Send back all the data below, exactly as given.

# MATERIAL SHOWN

○ ○ ○

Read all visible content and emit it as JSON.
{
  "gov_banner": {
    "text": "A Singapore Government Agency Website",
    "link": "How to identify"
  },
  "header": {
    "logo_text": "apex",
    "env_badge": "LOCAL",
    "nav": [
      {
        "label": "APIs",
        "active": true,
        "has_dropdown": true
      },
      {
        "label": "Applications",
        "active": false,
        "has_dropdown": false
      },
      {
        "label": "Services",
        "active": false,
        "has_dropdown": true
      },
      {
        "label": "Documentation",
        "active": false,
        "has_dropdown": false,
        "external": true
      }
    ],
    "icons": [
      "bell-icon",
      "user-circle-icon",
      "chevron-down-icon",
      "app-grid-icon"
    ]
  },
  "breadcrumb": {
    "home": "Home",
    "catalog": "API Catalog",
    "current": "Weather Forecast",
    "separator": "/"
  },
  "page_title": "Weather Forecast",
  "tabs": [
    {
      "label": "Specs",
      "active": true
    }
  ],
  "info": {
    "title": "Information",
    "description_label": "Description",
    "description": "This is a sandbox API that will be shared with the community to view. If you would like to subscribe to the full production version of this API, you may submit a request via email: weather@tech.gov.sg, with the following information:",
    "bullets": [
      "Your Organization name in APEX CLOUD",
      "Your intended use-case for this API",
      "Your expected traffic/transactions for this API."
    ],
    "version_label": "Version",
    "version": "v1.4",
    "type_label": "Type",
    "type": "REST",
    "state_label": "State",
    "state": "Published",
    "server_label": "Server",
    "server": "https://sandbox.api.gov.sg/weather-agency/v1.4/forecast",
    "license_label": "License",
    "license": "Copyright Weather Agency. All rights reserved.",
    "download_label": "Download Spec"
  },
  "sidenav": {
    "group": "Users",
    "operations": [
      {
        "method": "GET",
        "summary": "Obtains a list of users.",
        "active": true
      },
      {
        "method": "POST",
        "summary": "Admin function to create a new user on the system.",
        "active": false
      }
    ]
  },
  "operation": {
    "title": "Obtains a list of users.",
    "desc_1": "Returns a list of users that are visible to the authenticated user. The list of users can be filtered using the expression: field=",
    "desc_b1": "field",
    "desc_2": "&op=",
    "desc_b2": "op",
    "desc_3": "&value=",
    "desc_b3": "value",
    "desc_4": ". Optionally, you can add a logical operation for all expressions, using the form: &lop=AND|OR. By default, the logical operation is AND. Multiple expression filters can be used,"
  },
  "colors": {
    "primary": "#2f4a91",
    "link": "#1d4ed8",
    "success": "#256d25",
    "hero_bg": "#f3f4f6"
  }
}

○ ○ ○

# ANSWER TO THIS PROBLEM
Read all visible content and emit it as JSON.
{
  "gov_banner": {
    "text": "A Singapore Government Agency Website",
    "link": "How to identify"
  },
  "header": {
    "logo_text": "apex",
    "env_badge": "LOCAL",
    "nav": [
      {
        "label": "APIs",
        "active": true,
        "has_dropdown": true
      },
      {
        "label": "Applications",
        "active": false,
        "has_dropdown": false
      },
      {
        "label": "Services",
        "active": false,
        "has_dropdown": true
      },
      {
        "label": "Documentation",
        "active": false,
        "has_dropdown": false,
        "external": true
      }
    ],
    "icons": [
      "bell-icon",
      "user-circle-icon",
      "chevron-down-icon",
      "app-grid-icon"
    ]
  },
  "breadcrumb": {
    "home": "Home",
    "catalog": "API Catalog",
    "current": "Weather Forecast",
    "separator": "/"
  },
  "page_title": "Weather Forecast",
  "tabs": [
    {
      "label": "Specs",
      "active": true
    }
  ],
  "info": {
    "title": "Information",
    "description_label": "Description",
    "description": "This is a sandbox API that will be shared with the community to view. If you would like to subscribe to the full production version of this API, you may submit a request via email: weather@tech.gov.sg, with the following information:",
    "bullets": [
      "Your Organization name in APEX CLOUD",
      "Your intended use-case for this API",
      "Your expected traffic/transactions for this API."
    ],
    "version_label": "Version",
    "version": "v1.4",
    "type_label": "Type",
    "type": "REST",
    "state_label": "State",
    "state": "Published",
    "server_label": "Server",
    "server": "https://sandbox.api.gov.sg/weather-agency/v1.4/forecast",
    "license_label": "License",
    "license": "Copyright Weather Agency. All rights reserved.",
    "download_label": "Download Spec"
  },
  "sidenav": {
    "group": "Users",
    "operations": [
      {
        "method": "GET",
        "summary": "Obtains a list of users.",
        "active": true
      },
      {
        "method": "POST",
        "summary": "Admin function to create a new user on the system.",
        "active": false
      }
    ]
  },
  "operation": {
    "title": "Obtains a list of users.",
    "desc_1": "Returns a list of users that are visible to the authenticated user. The list of users can be filtered using the expression: field=",
    "desc_b1": "field",
    "desc_2": "&op=",
    "desc_b2": "op",
    "desc_3": "&value=",
    "desc_b3": "value",
    "desc_4": ". Optionally, you can add a logical operation for all expressions, using the form: &lop=AND|OR. By default, the logical operation is AND. Multiple expression filters can be used,"
  },
  "colors": {
    "primary": "#2f4a91",
    "link": "#1d4ed8",
    "success": "#256d25",
    "hero_bg": "#f3f4f6"
  }
}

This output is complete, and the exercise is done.